◆ Job ◆
Copy out each line of the material below that holds the string "concave".

Dataset items:
>> START
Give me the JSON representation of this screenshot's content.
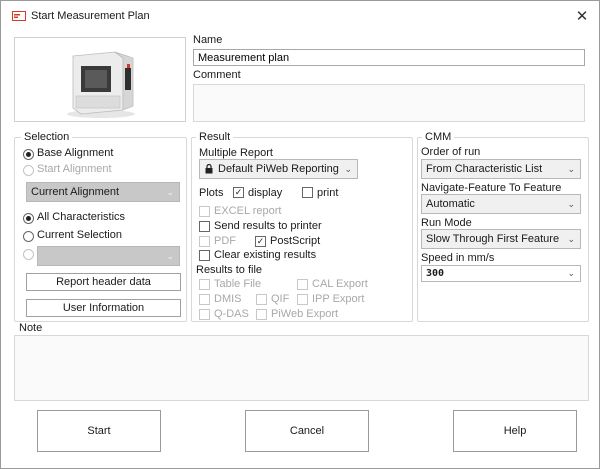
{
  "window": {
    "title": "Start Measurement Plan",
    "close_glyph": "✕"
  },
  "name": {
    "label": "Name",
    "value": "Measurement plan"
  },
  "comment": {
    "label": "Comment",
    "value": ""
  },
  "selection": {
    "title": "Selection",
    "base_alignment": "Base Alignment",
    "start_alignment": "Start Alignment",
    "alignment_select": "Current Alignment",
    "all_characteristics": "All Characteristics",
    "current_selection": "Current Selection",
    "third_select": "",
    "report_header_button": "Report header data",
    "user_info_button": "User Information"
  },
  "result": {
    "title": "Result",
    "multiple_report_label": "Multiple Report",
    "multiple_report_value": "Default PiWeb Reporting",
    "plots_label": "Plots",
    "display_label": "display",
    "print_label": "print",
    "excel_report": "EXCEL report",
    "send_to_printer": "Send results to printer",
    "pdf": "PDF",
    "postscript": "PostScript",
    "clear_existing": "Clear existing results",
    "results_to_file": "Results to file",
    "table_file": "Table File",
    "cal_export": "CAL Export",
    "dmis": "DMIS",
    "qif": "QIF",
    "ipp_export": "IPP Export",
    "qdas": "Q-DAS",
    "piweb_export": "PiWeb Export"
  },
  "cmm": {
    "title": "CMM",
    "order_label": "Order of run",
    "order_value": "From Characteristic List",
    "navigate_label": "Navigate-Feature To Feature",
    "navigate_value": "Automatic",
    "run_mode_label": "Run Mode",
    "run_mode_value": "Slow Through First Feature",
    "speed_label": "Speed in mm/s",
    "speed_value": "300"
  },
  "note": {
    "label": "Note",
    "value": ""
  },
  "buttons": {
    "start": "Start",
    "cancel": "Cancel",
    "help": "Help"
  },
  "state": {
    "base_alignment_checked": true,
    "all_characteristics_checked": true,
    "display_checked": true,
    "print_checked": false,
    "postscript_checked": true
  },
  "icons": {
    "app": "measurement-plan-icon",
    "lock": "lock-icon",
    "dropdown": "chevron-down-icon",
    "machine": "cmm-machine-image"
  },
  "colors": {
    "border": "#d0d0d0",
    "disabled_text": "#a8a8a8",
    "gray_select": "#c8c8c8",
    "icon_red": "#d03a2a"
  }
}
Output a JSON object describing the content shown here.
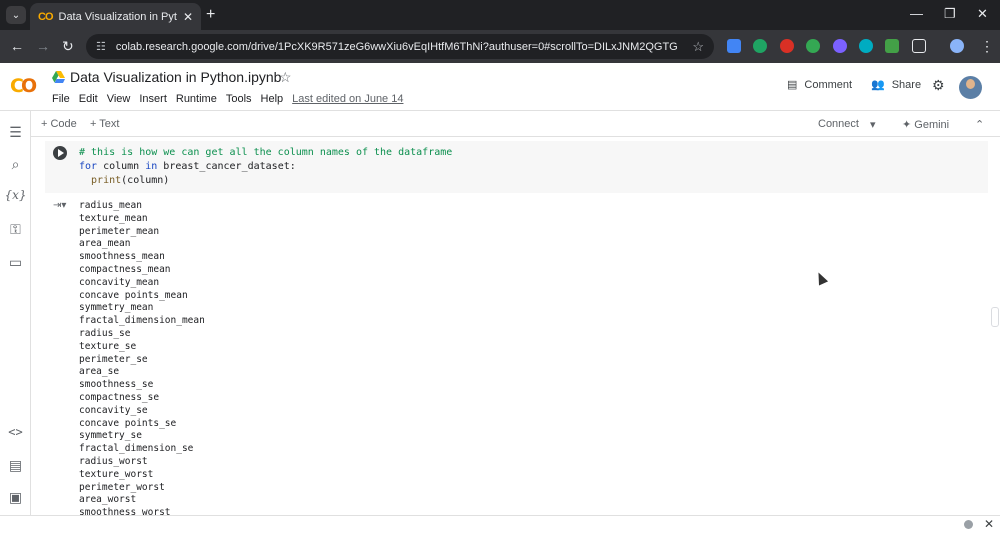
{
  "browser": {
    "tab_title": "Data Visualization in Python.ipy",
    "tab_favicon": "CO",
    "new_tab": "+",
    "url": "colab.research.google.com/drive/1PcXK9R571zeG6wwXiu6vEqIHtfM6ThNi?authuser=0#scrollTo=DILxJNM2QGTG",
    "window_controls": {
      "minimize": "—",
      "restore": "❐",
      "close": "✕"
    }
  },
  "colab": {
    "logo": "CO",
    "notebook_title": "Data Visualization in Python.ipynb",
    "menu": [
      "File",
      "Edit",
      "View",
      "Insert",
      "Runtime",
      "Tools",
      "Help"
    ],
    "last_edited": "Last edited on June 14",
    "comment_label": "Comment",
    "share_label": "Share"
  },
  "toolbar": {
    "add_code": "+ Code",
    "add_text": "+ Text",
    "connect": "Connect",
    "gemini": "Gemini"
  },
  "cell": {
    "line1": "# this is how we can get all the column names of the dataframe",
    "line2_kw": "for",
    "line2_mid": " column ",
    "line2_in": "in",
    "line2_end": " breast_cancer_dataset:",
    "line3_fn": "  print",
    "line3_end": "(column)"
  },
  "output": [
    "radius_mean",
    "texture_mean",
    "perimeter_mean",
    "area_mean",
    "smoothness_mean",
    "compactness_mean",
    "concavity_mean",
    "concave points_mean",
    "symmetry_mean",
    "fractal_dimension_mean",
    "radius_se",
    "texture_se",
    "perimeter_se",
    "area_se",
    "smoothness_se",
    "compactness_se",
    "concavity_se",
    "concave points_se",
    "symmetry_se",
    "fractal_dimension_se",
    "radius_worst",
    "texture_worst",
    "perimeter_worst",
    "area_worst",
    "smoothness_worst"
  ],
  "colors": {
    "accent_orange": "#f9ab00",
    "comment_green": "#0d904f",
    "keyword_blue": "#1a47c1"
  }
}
>> END
>> START
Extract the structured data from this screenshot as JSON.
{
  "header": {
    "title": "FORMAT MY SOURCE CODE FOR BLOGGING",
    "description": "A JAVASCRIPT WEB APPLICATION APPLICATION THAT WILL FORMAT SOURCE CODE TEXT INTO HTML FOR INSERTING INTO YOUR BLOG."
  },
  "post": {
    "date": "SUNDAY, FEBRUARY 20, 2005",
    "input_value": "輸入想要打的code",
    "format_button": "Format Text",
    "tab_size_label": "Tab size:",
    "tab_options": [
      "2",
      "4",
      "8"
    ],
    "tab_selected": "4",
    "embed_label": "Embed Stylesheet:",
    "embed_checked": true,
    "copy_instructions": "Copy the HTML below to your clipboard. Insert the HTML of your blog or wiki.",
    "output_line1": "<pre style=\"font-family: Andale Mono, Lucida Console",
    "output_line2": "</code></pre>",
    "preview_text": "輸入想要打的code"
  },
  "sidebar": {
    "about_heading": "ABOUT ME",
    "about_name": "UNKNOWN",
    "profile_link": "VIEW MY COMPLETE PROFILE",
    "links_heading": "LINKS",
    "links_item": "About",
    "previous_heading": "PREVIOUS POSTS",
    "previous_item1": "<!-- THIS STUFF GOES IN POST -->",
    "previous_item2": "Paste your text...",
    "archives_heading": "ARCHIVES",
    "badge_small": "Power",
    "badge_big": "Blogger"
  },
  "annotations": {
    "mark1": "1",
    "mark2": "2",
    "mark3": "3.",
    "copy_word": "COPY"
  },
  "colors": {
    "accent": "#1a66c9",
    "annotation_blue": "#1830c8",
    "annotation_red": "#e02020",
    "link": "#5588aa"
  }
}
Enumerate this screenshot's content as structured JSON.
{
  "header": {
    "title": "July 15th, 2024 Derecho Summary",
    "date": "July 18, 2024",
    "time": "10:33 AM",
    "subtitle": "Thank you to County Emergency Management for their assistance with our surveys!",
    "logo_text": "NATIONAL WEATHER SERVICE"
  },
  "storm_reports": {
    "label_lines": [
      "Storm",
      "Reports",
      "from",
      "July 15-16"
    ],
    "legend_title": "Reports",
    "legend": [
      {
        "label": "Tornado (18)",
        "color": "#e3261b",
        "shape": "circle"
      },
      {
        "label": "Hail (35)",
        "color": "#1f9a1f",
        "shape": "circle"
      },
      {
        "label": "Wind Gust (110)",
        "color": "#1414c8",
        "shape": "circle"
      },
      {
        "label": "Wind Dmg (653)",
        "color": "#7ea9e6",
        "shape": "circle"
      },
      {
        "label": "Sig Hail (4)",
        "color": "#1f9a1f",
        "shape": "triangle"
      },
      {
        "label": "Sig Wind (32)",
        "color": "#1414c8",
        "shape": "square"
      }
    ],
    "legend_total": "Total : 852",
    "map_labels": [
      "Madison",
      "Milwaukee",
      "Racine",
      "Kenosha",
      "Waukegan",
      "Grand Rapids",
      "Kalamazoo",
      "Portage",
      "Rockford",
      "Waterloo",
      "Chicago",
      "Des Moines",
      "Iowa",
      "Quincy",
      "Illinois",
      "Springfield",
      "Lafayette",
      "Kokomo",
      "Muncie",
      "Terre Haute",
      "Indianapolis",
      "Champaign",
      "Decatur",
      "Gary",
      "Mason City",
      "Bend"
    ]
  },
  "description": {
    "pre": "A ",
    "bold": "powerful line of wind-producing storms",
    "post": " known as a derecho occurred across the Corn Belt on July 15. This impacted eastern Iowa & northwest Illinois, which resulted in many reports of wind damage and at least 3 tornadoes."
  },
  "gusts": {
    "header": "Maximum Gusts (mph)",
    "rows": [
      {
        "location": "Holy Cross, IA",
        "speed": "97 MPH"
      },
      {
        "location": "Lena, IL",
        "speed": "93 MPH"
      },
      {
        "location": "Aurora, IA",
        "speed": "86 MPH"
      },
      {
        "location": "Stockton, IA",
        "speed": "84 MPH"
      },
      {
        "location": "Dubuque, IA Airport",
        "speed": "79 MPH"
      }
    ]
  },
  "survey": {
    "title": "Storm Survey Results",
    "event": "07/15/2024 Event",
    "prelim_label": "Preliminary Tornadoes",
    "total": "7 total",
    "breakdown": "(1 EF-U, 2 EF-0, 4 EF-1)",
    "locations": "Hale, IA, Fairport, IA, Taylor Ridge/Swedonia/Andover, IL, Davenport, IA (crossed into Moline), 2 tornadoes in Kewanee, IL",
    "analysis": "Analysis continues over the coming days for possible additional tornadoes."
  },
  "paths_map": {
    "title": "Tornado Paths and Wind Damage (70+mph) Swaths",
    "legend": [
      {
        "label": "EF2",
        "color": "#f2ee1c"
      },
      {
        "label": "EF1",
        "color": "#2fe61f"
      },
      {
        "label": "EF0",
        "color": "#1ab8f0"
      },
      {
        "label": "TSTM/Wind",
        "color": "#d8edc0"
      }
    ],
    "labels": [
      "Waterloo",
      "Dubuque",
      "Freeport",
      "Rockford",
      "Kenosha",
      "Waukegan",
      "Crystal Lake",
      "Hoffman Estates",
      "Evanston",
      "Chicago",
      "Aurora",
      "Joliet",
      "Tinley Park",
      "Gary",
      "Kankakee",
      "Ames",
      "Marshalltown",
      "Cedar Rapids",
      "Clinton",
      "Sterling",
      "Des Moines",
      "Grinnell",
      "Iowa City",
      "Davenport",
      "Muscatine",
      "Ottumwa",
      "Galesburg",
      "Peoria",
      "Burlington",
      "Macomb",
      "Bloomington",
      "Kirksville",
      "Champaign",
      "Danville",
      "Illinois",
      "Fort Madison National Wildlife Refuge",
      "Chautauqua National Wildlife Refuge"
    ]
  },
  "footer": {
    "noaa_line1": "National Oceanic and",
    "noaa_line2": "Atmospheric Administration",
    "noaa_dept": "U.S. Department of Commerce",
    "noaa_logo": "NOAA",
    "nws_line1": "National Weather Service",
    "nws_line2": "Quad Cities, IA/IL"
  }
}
>> END
◆ The solution ◆
    "concave points_mean",
    "concave points_se",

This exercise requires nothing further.